* WHAT IS ASKED
Every line that includes the word "JSON" is to be listed.

Items listed in a dataset:
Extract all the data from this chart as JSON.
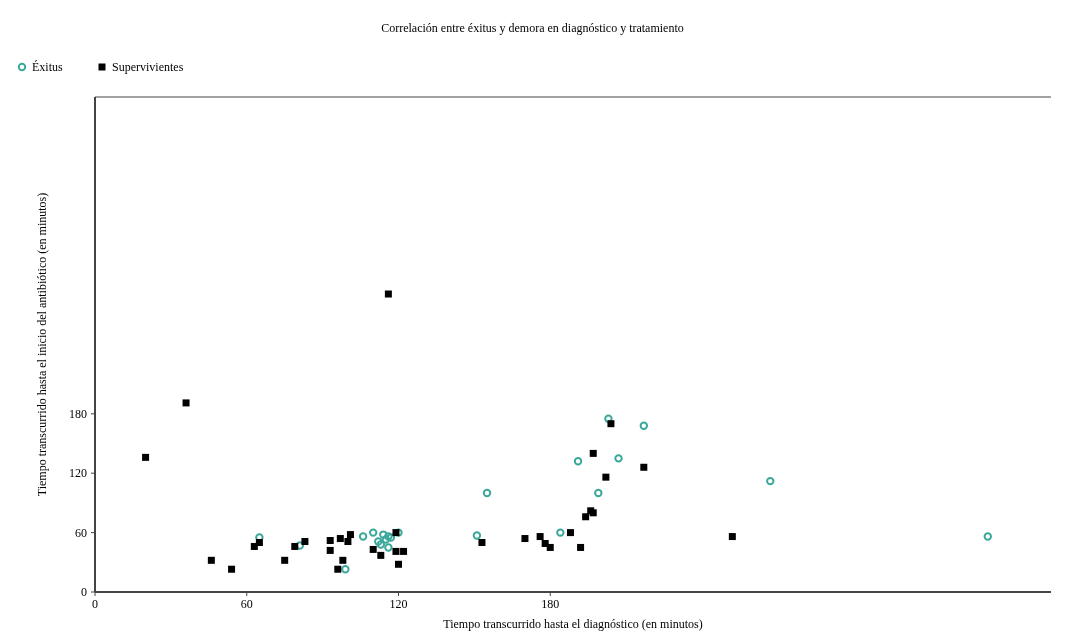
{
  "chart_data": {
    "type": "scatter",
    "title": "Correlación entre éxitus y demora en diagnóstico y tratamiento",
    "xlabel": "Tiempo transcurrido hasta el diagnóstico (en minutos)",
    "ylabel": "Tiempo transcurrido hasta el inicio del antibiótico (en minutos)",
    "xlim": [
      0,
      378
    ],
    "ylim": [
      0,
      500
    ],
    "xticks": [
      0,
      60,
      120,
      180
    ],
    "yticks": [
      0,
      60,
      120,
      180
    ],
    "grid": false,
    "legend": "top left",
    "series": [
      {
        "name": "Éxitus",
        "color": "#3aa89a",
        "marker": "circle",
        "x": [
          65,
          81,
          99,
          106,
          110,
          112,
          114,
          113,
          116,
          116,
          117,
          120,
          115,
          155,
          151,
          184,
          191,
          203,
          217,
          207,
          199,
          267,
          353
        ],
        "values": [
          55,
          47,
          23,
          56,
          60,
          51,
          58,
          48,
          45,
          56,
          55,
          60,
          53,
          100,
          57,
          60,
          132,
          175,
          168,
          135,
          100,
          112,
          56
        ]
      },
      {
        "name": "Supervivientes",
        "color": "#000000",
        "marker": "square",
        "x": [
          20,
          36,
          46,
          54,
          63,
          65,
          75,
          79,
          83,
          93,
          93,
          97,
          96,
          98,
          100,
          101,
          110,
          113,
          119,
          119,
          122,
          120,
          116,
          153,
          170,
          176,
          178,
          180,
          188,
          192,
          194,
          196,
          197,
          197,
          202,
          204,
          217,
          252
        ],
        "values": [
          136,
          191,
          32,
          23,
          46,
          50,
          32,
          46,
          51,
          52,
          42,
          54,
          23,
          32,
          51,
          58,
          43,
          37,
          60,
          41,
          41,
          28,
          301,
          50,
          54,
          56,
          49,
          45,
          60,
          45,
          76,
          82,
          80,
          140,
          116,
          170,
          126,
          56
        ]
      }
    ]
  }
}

==

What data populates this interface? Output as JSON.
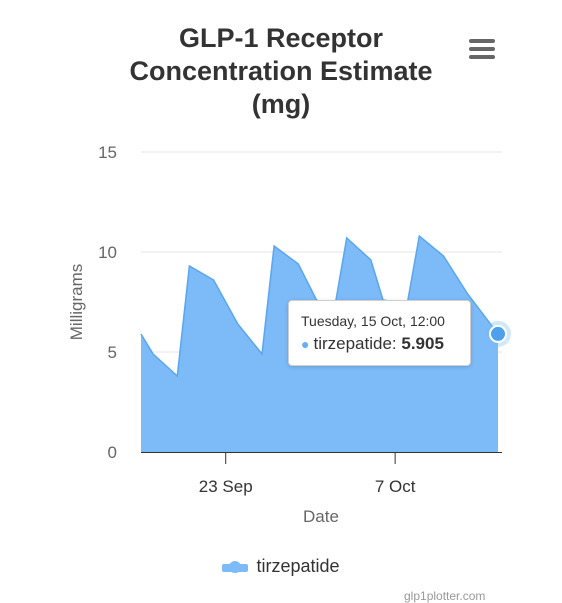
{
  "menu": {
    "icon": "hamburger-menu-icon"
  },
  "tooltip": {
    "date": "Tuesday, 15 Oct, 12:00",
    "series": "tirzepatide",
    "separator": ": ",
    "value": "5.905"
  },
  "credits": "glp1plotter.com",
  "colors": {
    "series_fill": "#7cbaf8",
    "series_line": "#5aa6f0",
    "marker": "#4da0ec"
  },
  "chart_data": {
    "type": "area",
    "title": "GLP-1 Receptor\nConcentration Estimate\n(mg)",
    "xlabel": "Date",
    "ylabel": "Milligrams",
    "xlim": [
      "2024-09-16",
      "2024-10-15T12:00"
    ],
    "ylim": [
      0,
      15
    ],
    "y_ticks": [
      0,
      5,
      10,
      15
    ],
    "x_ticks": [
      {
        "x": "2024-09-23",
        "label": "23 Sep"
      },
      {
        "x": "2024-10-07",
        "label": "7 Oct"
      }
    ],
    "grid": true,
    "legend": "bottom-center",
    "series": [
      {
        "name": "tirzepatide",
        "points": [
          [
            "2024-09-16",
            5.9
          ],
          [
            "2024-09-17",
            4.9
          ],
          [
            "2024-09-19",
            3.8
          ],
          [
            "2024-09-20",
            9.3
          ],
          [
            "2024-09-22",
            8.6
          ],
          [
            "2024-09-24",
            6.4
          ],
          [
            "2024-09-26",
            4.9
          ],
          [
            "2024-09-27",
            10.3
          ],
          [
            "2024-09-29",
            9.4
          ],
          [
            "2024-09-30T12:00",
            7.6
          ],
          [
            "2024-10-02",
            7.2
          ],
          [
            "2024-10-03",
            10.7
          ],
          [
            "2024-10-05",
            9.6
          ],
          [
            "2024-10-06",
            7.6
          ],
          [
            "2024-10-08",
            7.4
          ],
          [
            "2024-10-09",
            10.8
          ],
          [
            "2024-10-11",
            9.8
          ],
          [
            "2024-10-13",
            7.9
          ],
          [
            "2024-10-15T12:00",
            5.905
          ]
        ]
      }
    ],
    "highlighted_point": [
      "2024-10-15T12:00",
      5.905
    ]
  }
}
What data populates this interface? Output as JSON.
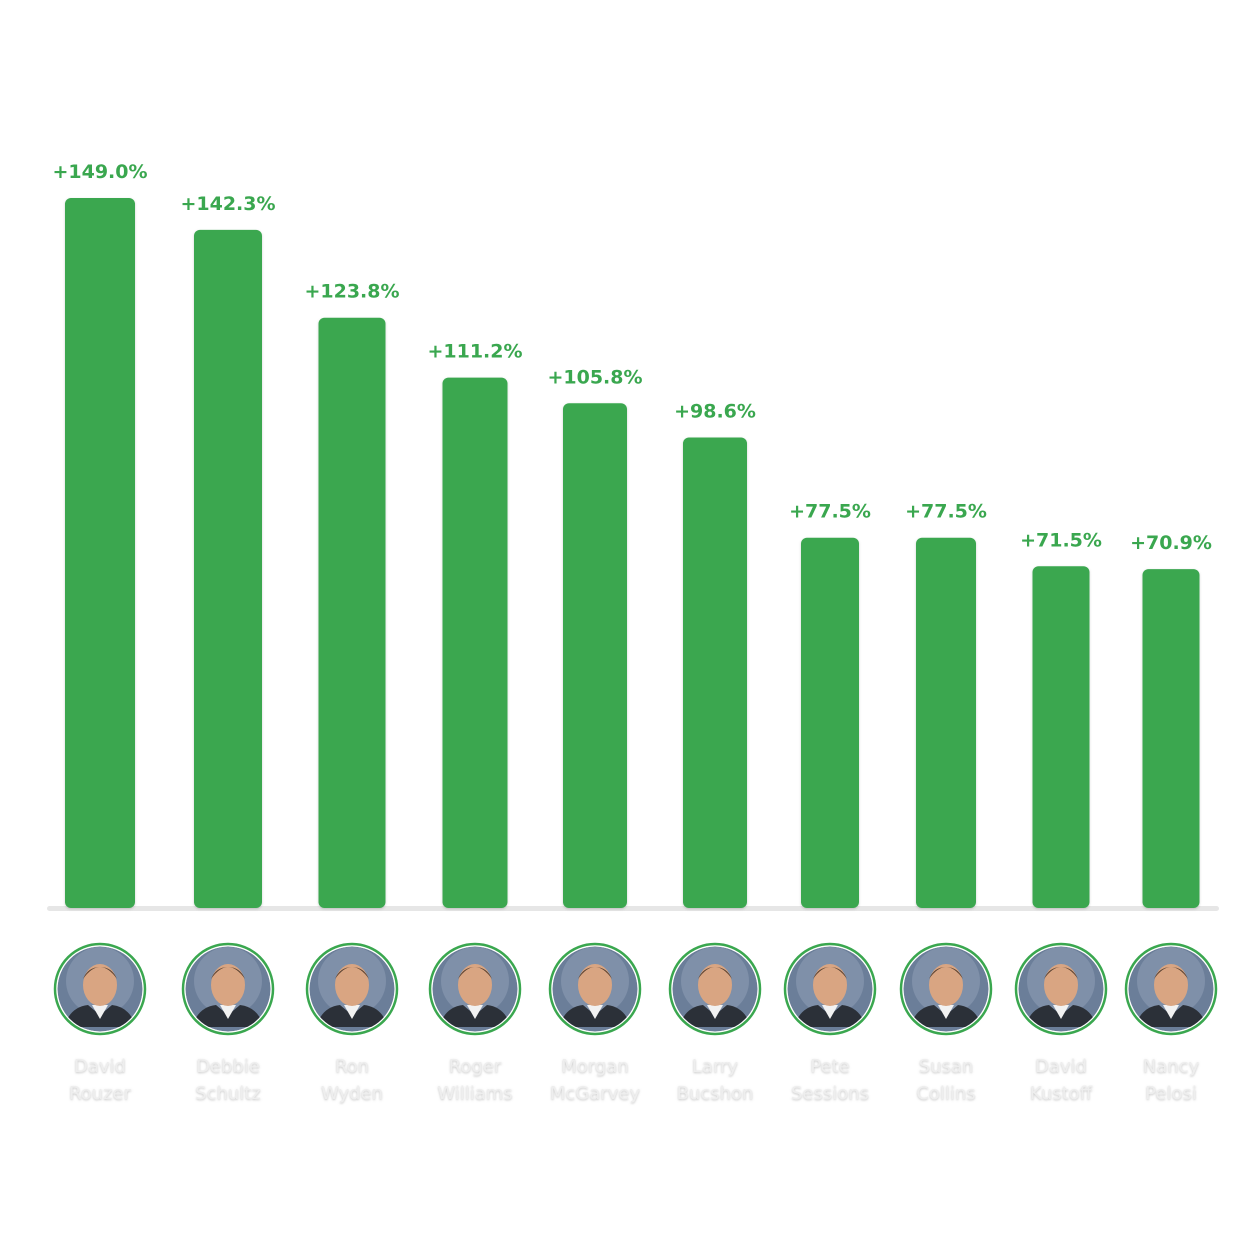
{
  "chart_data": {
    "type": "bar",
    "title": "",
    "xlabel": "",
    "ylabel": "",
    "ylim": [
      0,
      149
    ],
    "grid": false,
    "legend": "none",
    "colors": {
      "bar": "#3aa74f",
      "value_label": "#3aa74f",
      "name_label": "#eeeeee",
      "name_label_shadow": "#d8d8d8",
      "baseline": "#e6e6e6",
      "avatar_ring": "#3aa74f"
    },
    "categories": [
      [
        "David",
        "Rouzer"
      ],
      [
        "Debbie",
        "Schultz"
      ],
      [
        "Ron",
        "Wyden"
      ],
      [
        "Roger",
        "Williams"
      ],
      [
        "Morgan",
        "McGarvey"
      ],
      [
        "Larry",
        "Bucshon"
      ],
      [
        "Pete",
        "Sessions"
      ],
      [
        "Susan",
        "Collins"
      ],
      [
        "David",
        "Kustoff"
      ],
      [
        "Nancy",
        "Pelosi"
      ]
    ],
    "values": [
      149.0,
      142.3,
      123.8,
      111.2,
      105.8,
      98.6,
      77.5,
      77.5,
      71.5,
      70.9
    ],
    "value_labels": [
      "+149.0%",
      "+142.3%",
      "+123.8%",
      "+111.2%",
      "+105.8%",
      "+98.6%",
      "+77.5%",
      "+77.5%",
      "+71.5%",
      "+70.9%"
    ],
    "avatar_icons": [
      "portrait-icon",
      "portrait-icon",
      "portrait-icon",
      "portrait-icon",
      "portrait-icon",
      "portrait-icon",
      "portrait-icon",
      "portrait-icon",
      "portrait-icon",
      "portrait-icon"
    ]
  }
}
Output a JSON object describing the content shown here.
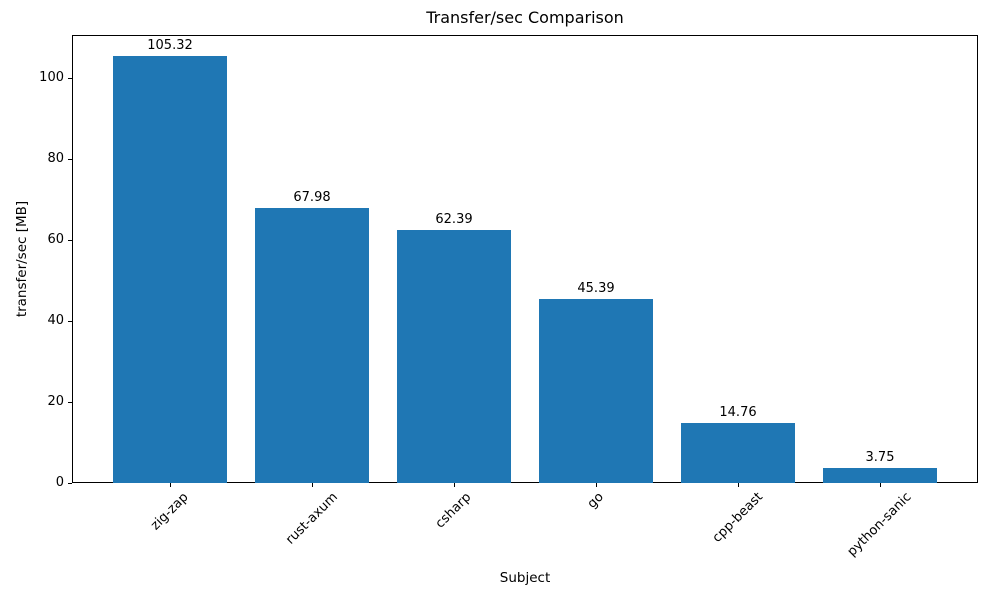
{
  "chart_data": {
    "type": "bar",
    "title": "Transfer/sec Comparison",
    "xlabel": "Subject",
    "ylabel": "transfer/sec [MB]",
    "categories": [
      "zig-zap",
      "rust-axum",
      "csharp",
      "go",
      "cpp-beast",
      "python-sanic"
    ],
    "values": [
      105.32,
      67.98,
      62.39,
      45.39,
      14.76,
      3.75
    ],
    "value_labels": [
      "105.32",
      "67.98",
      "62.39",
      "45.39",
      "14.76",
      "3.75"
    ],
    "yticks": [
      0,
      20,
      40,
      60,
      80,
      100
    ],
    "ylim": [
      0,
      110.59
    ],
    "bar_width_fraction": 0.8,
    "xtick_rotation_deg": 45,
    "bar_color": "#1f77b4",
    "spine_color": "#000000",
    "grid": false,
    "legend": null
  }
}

* OUTPUT FOR THIS EXERCISE
Extract all the data from this chart as JSON.
What data populates this interface? Output as JSON.
What data populates this interface? Output as JSON.
Output a JSON object describing the content shown here.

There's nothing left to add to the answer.